Requirements: Go through the listing and write out all of it exactly.

Extracted information:
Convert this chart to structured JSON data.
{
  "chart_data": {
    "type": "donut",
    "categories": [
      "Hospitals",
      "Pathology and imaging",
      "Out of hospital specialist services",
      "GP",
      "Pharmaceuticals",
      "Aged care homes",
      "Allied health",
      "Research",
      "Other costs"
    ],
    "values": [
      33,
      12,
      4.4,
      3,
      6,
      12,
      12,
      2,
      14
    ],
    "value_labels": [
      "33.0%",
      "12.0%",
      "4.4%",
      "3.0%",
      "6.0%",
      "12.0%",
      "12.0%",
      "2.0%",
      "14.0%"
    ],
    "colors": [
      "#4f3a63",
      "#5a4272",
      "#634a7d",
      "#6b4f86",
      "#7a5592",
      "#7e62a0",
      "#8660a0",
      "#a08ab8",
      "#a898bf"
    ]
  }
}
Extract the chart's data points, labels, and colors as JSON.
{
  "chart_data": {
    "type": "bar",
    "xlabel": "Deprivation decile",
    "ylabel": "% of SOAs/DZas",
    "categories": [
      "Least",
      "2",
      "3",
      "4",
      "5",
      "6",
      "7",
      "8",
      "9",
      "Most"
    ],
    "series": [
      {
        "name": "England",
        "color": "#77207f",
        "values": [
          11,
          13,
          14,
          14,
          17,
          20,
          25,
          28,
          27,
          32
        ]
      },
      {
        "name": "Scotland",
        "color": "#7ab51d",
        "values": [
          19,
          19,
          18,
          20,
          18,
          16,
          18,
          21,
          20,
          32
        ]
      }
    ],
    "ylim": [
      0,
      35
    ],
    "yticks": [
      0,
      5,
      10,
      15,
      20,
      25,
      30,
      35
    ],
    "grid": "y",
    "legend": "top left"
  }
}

Result of the exercise:
Convert this chart to structured JSON data.
{
  "chart_data": {
    "type": "donut",
    "categories": [
      "Hospitals",
      "Pathology and imaging",
      "Out of hospital specialist services",
      "GP",
      "Pharmaceuticals",
      "Aged care homes",
      "Allied health",
      "Research",
      "Other costs"
    ],
    "values": [
      33,
      12,
      4.4,
      3,
      6,
      12,
      12,
      2,
      14
    ],
    "value_labels": [
      "33.0%",
      "12.0%",
      "4.4%",
      "3.0%",
      "6.0%",
      "12.0%",
      "12.0%",
      "2.0%",
      "14.0%"
    ],
    "colors": [
      "#4f3a63",
      "#5a4272",
      "#634a7d",
      "#6b4f86",
      "#7a5592",
      "#7e62a0",
      "#8660a0",
      "#a08ab8",
      "#a898bf"
    ]
  }
}
Extract the chart's data points, labels, and colors as JSON.
{
  "chart_data": {
    "type": "bar",
    "xlabel": "Deprivation decile",
    "ylabel": "% of SOAs/DZas",
    "categories": [
      "Least",
      "2",
      "3",
      "4",
      "5",
      "6",
      "7",
      "8",
      "9",
      "Most"
    ],
    "series": [
      {
        "name": "England",
        "color": "#77207f",
        "values": [
          11,
          13,
          14,
          14,
          17,
          20,
          25,
          28,
          27,
          32
        ]
      },
      {
        "name": "Scotland",
        "color": "#7ab51d",
        "values": [
          19,
          19,
          18,
          20,
          18,
          16,
          18,
          21,
          20,
          32
        ]
      }
    ],
    "ylim": [
      0,
      35
    ],
    "yticks": [
      0,
      5,
      10,
      15,
      20,
      25,
      30,
      35
    ],
    "grid": "y",
    "legend": "top left"
  }
}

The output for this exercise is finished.